In the records that follow, show each line where the word "JSON" is present.
↓
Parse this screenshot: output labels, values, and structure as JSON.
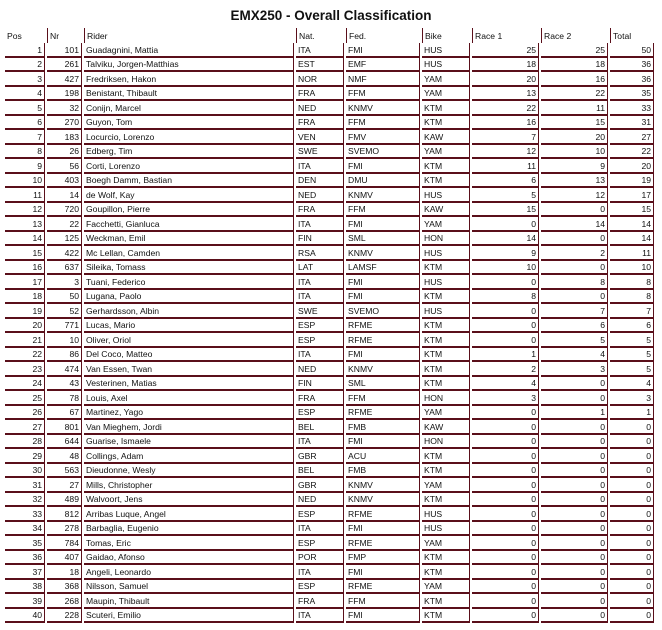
{
  "title": "EMX250 - Overall Classification",
  "columns": [
    "Pos",
    "Nr",
    "Rider",
    "Nat.",
    "Fed.",
    "Bike",
    "Race 1",
    "Race 2",
    "Total"
  ],
  "rows": [
    [
      "1",
      "101",
      "Guadagnini, Mattia",
      "ITA",
      "FMI",
      "HUS",
      "25",
      "25",
      "50"
    ],
    [
      "2",
      "261",
      "Talviku, Jorgen-Matthias",
      "EST",
      "EMF",
      "HUS",
      "18",
      "18",
      "36"
    ],
    [
      "3",
      "427",
      "Fredriksen, Hakon",
      "NOR",
      "NMF",
      "YAM",
      "20",
      "16",
      "36"
    ],
    [
      "4",
      "198",
      "Benistant, Thibault",
      "FRA",
      "FFM",
      "YAM",
      "13",
      "22",
      "35"
    ],
    [
      "5",
      "32",
      "Conijn, Marcel",
      "NED",
      "KNMV",
      "KTM",
      "22",
      "11",
      "33"
    ],
    [
      "6",
      "270",
      "Guyon, Tom",
      "FRA",
      "FFM",
      "KTM",
      "16",
      "15",
      "31"
    ],
    [
      "7",
      "183",
      "Locurcio, Lorenzo",
      "VEN",
      "FMV",
      "KAW",
      "7",
      "20",
      "27"
    ],
    [
      "8",
      "26",
      "Edberg, Tim",
      "SWE",
      "SVEMO",
      "YAM",
      "12",
      "10",
      "22"
    ],
    [
      "9",
      "56",
      "Corti, Lorenzo",
      "ITA",
      "FMI",
      "KTM",
      "11",
      "9",
      "20"
    ],
    [
      "10",
      "403",
      "Boegh Damm, Bastian",
      "DEN",
      "DMU",
      "KTM",
      "6",
      "13",
      "19"
    ],
    [
      "11",
      "14",
      "de Wolf, Kay",
      "NED",
      "KNMV",
      "HUS",
      "5",
      "12",
      "17"
    ],
    [
      "12",
      "720",
      "Goupillon, Pierre",
      "FRA",
      "FFM",
      "KAW",
      "15",
      "0",
      "15"
    ],
    [
      "13",
      "22",
      "Facchetti, Gianluca",
      "ITA",
      "FMI",
      "YAM",
      "0",
      "14",
      "14"
    ],
    [
      "14",
      "125",
      "Weckman, Emil",
      "FIN",
      "SML",
      "HON",
      "14",
      "0",
      "14"
    ],
    [
      "15",
      "422",
      "Mc Lellan, Camden",
      "RSA",
      "KNMV",
      "HUS",
      "9",
      "2",
      "11"
    ],
    [
      "16",
      "637",
      "Sileika, Tomass",
      "LAT",
      "LAMSF",
      "KTM",
      "10",
      "0",
      "10"
    ],
    [
      "17",
      "3",
      "Tuani, Federico",
      "ITA",
      "FMI",
      "HUS",
      "0",
      "8",
      "8"
    ],
    [
      "18",
      "50",
      "Lugana, Paolo",
      "ITA",
      "FMI",
      "KTM",
      "8",
      "0",
      "8"
    ],
    [
      "19",
      "52",
      "Gerhardsson, Albin",
      "SWE",
      "SVEMO",
      "HUS",
      "0",
      "7",
      "7"
    ],
    [
      "20",
      "771",
      "Lucas, Mario",
      "ESP",
      "RFME",
      "KTM",
      "0",
      "6",
      "6"
    ],
    [
      "21",
      "10",
      "Oliver, Oriol",
      "ESP",
      "RFME",
      "KTM",
      "0",
      "5",
      "5"
    ],
    [
      "22",
      "86",
      "Del Coco, Matteo",
      "ITA",
      "FMI",
      "KTM",
      "1",
      "4",
      "5"
    ],
    [
      "23",
      "474",
      "Van Essen, Twan",
      "NED",
      "KNMV",
      "KTM",
      "2",
      "3",
      "5"
    ],
    [
      "24",
      "43",
      "Vesterinen, Matias",
      "FIN",
      "SML",
      "KTM",
      "4",
      "0",
      "4"
    ],
    [
      "25",
      "78",
      "Louis, Axel",
      "FRA",
      "FFM",
      "HON",
      "3",
      "0",
      "3"
    ],
    [
      "26",
      "67",
      "Martinez, Yago",
      "ESP",
      "RFME",
      "YAM",
      "0",
      "1",
      "1"
    ],
    [
      "27",
      "801",
      "Van Mieghem, Jordi",
      "BEL",
      "FMB",
      "KAW",
      "0",
      "0",
      "0"
    ],
    [
      "28",
      "644",
      "Guarise, Ismaele",
      "ITA",
      "FMI",
      "HON",
      "0",
      "0",
      "0"
    ],
    [
      "29",
      "48",
      "Collings, Adam",
      "GBR",
      "ACU",
      "KTM",
      "0",
      "0",
      "0"
    ],
    [
      "30",
      "563",
      "Dieudonne, Wesly",
      "BEL",
      "FMB",
      "KTM",
      "0",
      "0",
      "0"
    ],
    [
      "31",
      "27",
      "Mills, Christopher",
      "GBR",
      "KNMV",
      "YAM",
      "0",
      "0",
      "0"
    ],
    [
      "32",
      "489",
      "Walvoort, Jens",
      "NED",
      "KNMV",
      "KTM",
      "0",
      "0",
      "0"
    ],
    [
      "33",
      "812",
      "Arribas Luque, Angel",
      "ESP",
      "RFME",
      "HUS",
      "0",
      "0",
      "0"
    ],
    [
      "34",
      "278",
      "Barbaglia, Eugenio",
      "ITA",
      "FMI",
      "HUS",
      "0",
      "0",
      "0"
    ],
    [
      "35",
      "784",
      "Tomas, Eric",
      "ESP",
      "RFME",
      "YAM",
      "0",
      "0",
      "0"
    ],
    [
      "36",
      "407",
      "Gaidao, Afonso",
      "POR",
      "FMP",
      "KTM",
      "0",
      "0",
      "0"
    ],
    [
      "37",
      "18",
      "Angeli, Leonardo",
      "ITA",
      "FMI",
      "KTM",
      "0",
      "0",
      "0"
    ],
    [
      "38",
      "368",
      "Nilsson, Samuel",
      "ESP",
      "RFME",
      "YAM",
      "0",
      "0",
      "0"
    ],
    [
      "39",
      "268",
      "Maupin, Thibault",
      "FRA",
      "FFM",
      "KTM",
      "0",
      "0",
      "0"
    ],
    [
      "40",
      "228",
      "Scuteri, Emilio",
      "ITA",
      "FMI",
      "KTM",
      "0",
      "0",
      "0"
    ]
  ]
}
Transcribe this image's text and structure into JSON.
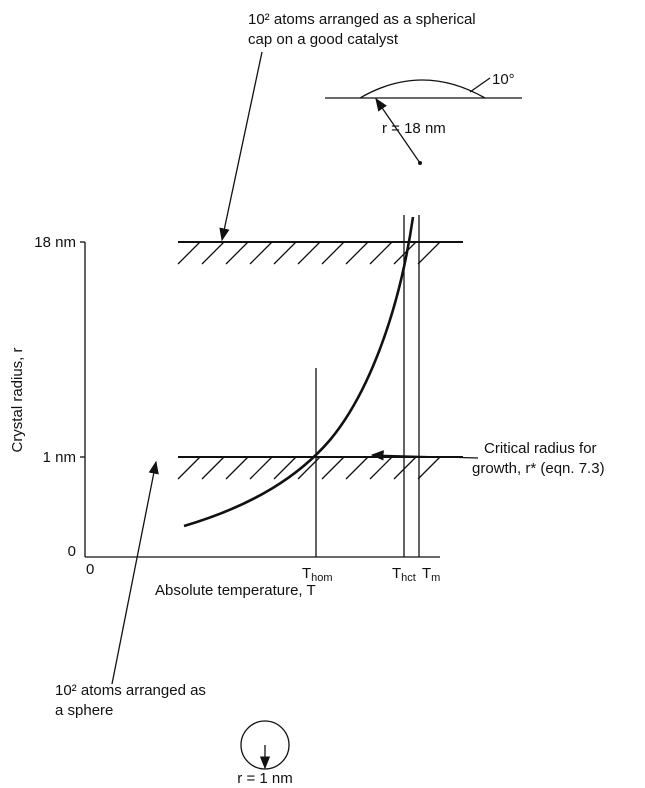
↑
▶ [RESULT]:
Parse this screenshot: output labels, values, and structure as JSON.
Transcribe this image's text and structure into JSON.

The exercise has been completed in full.